- [Exercise objective]: Quote every line as written. Omit pictures.

****

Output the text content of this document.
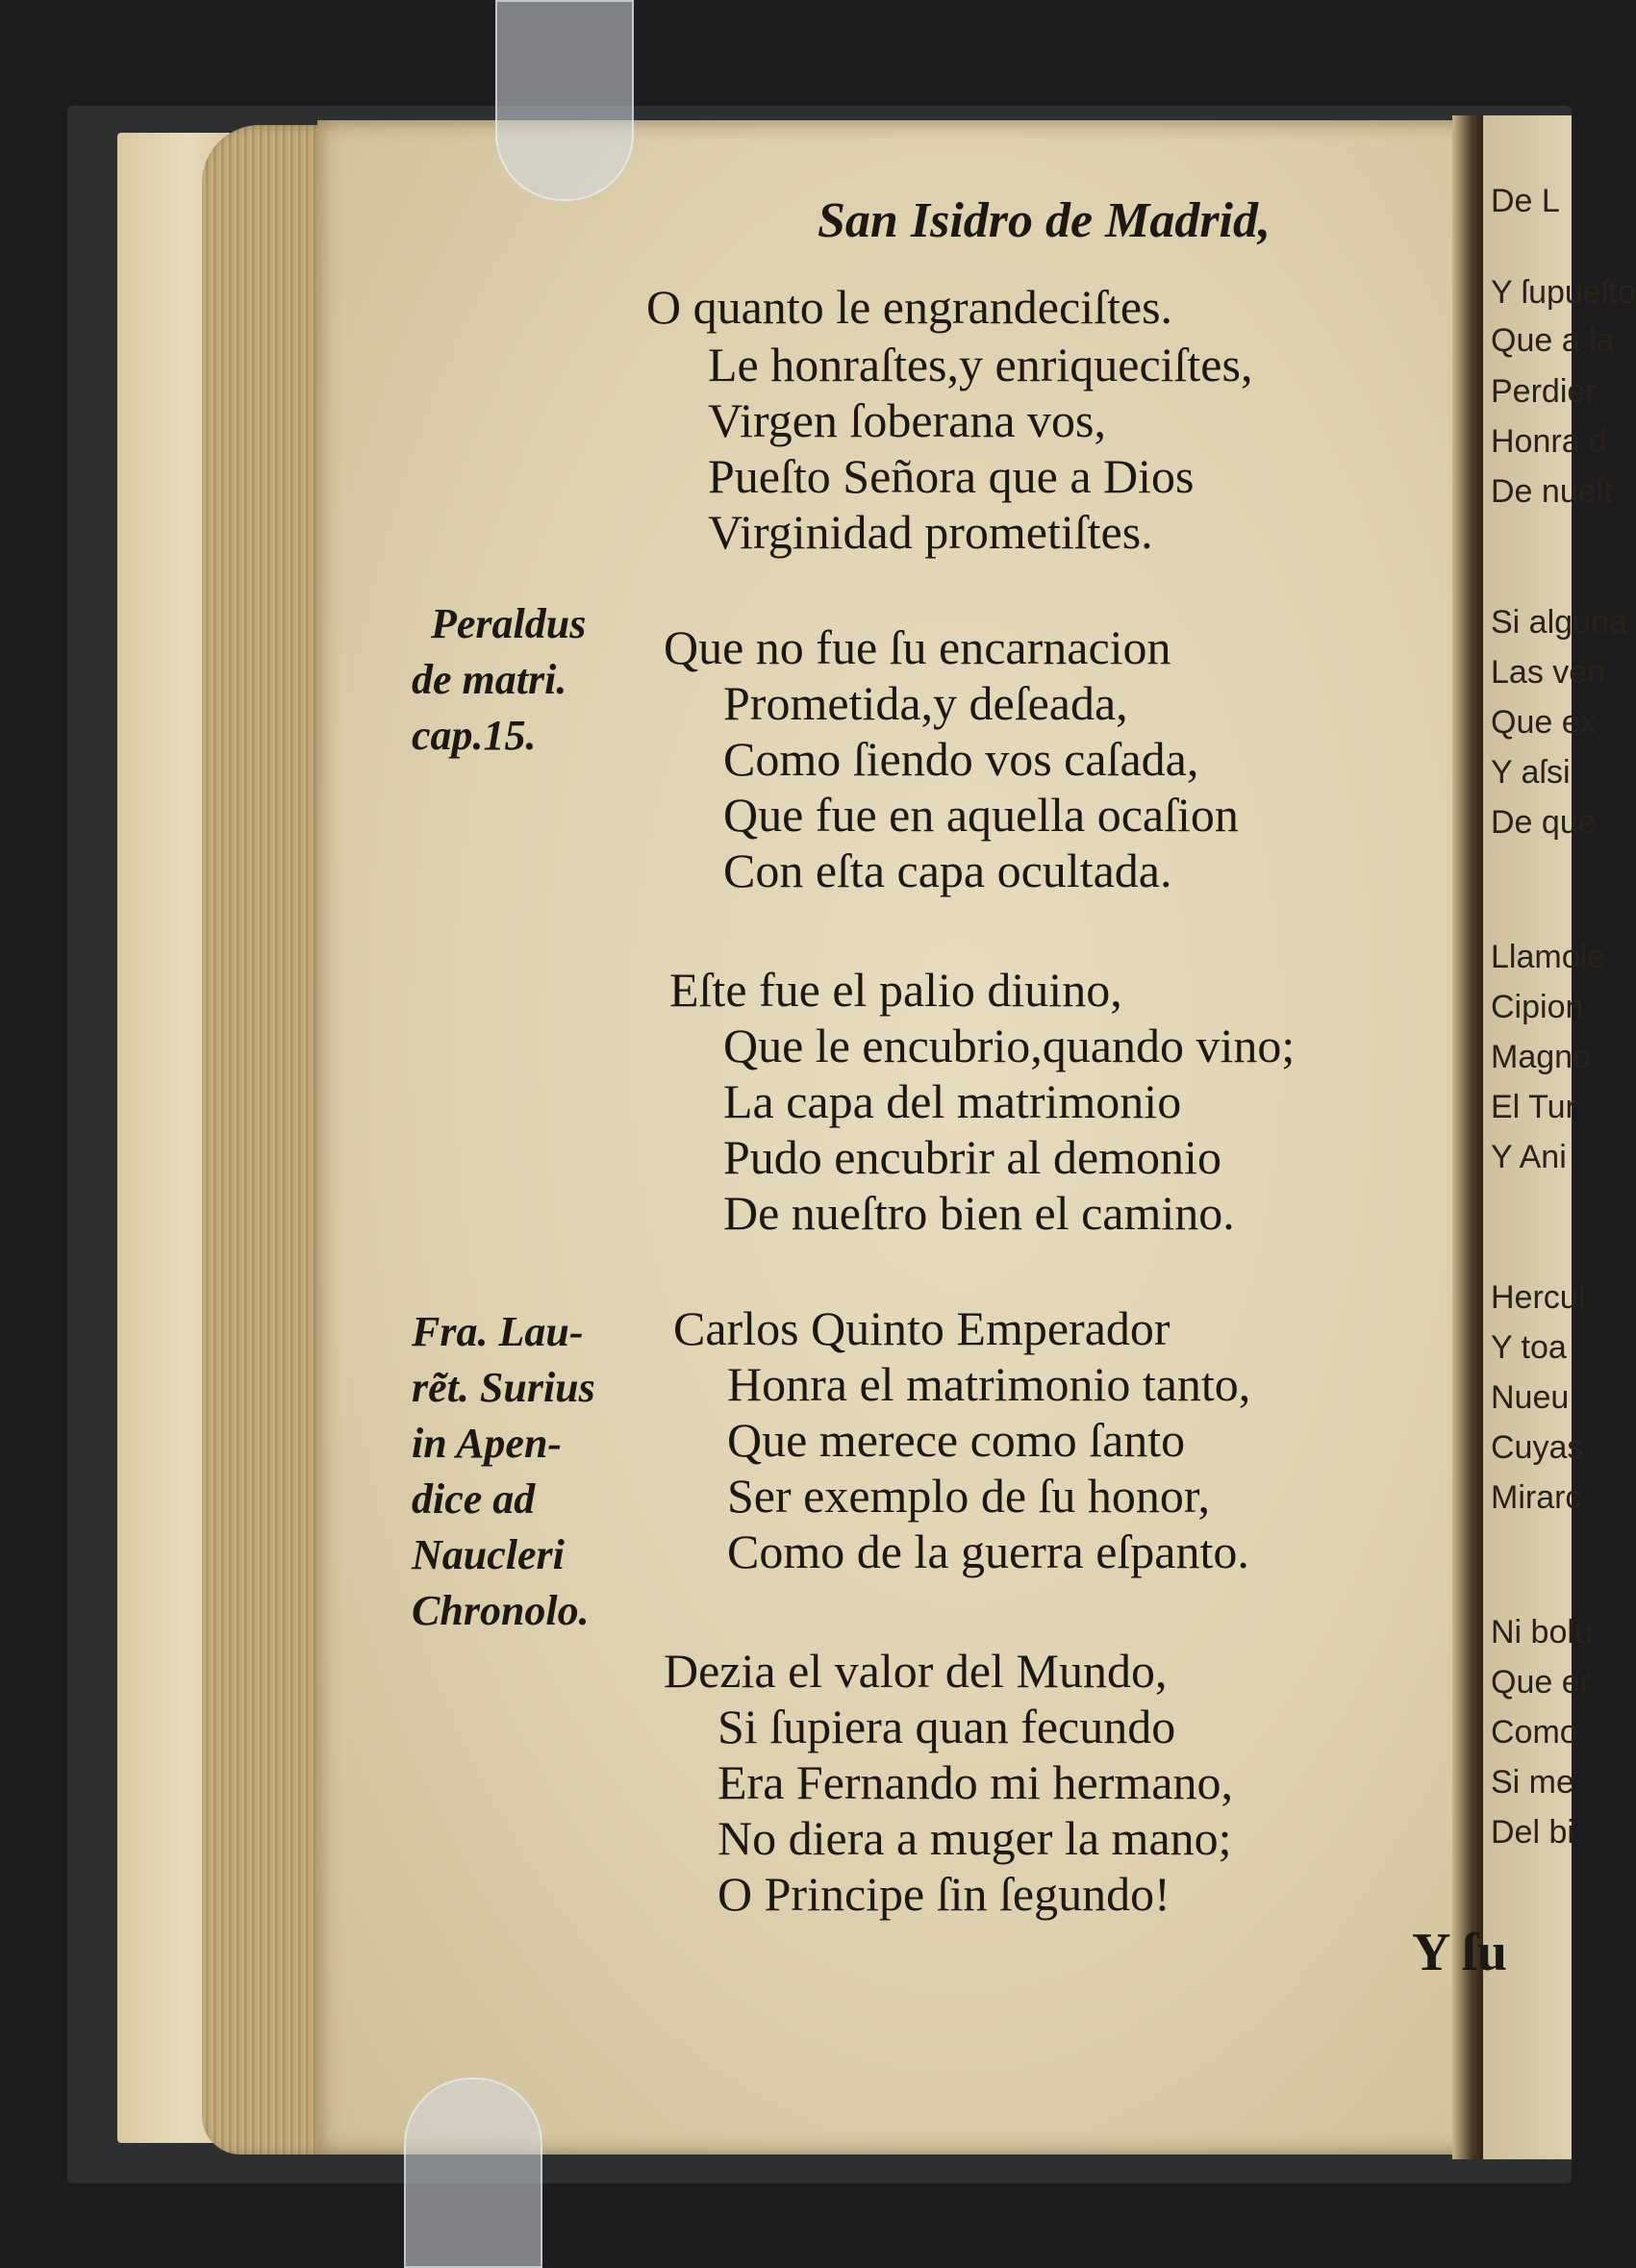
De L
Y ſupueſto
Que a la
Perdier
Honra d
De nueſt
Si alguna
Las ven
Que ex
Y aſsi
De que
Llamole
Cipion
Magno
El Tur
Y Ani
Hercul
Y toa
Nueu
Cuyas
Mirarc
Ni bolu
Que er
Como
Si me
Del bi
San Isidro de Madrid,
O quanto le engrandeciſtes.
Le honraſtes,y enriqueciſtes,
Virgen ſoberana vos,
Pueſto Señora que a Dios
Virginidad prometiſtes.
Que no fue ſu encarnacion
Prometida,y deſeada,
Como ſiendo vos caſada,
Que fue en aquella ocaſion
Con eſta capa ocultada.
Eſte fue el palio diuino,
Que le encubrio,quando vino;
La capa del matrimonio
Pudo encubrir al demonio
De nueſtro bien el camino.
Carlos Quinto Emperador
Honra el matrimonio tanto,
Que merece como ſanto
Ser exemplo de ſu honor,
Como de la guerra eſpanto.
Dezia el valor del Mundo,
Si ſupiera quan fecundo
Era Fernando mi hermano,
No diera a muger la mano;
O Principe ſin ſegundo!
Peraldus
de matri.
cap.15.
Fra. Lau-
rẽt. Surius
in Apen-
dice ad
Naucleri
Chronolo.
Y ſu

****

- [Response to the task]:
Output the text content of this document.
De L
Y ſupueſto
Que a la
Perdier
Honra d
De nueſt
Si alguna
Las ven
Que ex
Y aſsi
De que
Llamole
Cipion
Magno
El Tur
Y Ani
Hercul
Y toa
Nueu
Cuyas
Mirarc
Ni bolu
Que er
Como
Si me
Del bi
San Isidro de Madrid,
O quanto le engrandeciſtes.
Le honraſtes,y enriqueciſtes,
Virgen ſoberana vos,
Pueſto Señora que a Dios
Virginidad prometiſtes.
Que no fue ſu encarnacion
Prometida,y deſeada,
Como ſiendo vos caſada,
Que fue en aquella ocaſion
Con eſta capa ocultada.
Eſte fue el palio diuino,
Que le encubrio,quando vino;
La capa del matrimonio
Pudo encubrir al demonio
De nueſtro bien el camino.
Carlos Quinto Emperador
Honra el matrimonio tanto,
Que merece como ſanto
Ser exemplo de ſu honor,
Como de la guerra eſpanto.
Dezia el valor del Mundo,
Si ſupiera quan fecundo
Era Fernando mi hermano,
No diera a muger la mano;
O Principe ſin ſegundo!
Peraldus
de matri.
cap.15.
Fra. Lau-
rẽt. Surius
in Apen-
dice ad
Naucleri
Chronolo.
Y ſu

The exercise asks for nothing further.